- Dataset extract -
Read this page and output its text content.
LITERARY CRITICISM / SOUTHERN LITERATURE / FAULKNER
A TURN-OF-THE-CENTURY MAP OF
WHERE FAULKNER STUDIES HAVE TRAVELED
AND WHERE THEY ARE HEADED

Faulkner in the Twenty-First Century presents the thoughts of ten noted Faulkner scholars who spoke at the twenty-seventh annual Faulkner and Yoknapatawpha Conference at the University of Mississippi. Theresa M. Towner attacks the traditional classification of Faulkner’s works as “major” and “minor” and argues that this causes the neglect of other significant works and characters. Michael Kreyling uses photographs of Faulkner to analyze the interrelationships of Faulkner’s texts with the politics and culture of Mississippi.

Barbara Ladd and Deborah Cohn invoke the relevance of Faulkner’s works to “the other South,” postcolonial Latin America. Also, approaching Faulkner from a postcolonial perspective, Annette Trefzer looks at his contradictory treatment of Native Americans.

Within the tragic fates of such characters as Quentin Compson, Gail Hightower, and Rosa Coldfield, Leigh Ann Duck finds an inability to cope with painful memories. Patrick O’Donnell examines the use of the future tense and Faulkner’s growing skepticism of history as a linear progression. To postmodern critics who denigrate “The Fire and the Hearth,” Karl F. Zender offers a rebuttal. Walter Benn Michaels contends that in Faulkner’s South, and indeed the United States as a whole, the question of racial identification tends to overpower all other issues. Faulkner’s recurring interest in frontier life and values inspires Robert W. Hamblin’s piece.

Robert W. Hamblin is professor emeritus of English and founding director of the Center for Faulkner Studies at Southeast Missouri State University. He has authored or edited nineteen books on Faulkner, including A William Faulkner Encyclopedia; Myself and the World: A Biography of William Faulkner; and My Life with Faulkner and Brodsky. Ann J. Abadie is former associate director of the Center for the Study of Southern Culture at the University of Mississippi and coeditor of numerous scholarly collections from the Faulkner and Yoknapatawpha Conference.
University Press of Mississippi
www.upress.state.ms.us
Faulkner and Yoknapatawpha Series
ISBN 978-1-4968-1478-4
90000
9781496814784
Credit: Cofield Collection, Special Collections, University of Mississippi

- Your goal -
The records above should be repeated in full, exactly as given.

- Response to this task -
Read this page and output its text content.
LITERARY CRITICISM / SOUTHERN LITERATURE / FAULKNER
A TURN-OF-THE-CENTURY MAP OF
WHERE FAULKNER STUDIES HAVE TRAVELED
AND WHERE THEY ARE HEADED

Faulkner in the Twenty-First Century presents the thoughts of ten noted Faulkner scholars who spoke at the twenty-seventh annual Faulkner and Yoknapatawpha Conference at the University of Mississippi. Theresa M. Towner attacks the traditional classification of Faulkner’s works as “major” and “minor” and argues that this causes the neglect of other significant works and characters. Michael Kreyling uses photographs of Faulkner to analyze the interrelationships of Faulkner’s texts with the politics and culture of Mississippi.

Barbara Ladd and Deborah Cohn invoke the relevance of Faulkner’s works to “the other South,” postcolonial Latin America. Also, approaching Faulkner from a postcolonial perspective, Annette Trefzer looks at his contradictory treatment of Native Americans.

Within the tragic fates of such characters as Quentin Compson, Gail Hightower, and Rosa Coldfield, Leigh Ann Duck finds an inability to cope with painful memories. Patrick O’Donnell examines the use of the future tense and Faulkner’s growing skepticism of history as a linear progression. To postmodern critics who denigrate “The Fire and the Hearth,” Karl F. Zender offers a rebuttal. Walter Benn Michaels contends that in Faulkner’s South, and indeed the United States as a whole, the question of racial identification tends to overpower all other issues. Faulkner’s recurring interest in frontier life and values inspires Robert W. Hamblin’s piece.

Robert W. Hamblin is professor emeritus of English and founding director of the Center for Faulkner Studies at Southeast Missouri State University. He has authored or edited nineteen books on Faulkner, including A William Faulkner Encyclopedia; Myself and the World: A Biography of William Faulkner; and My Life with Faulkner and Brodsky. Ann J. Abadie is former associate director of the Center for the Study of Southern Culture at the University of Mississippi and coeditor of numerous scholarly collections from the Faulkner and Yoknapatawpha Conference.
University Press of Mississippi
www.upress.state.ms.us
Faulkner and Yoknapatawpha Series
ISBN 978-1-4968-1478-4
90000
9781496814784
Credit: Cofield Collection, Special Collections, University of Mississippi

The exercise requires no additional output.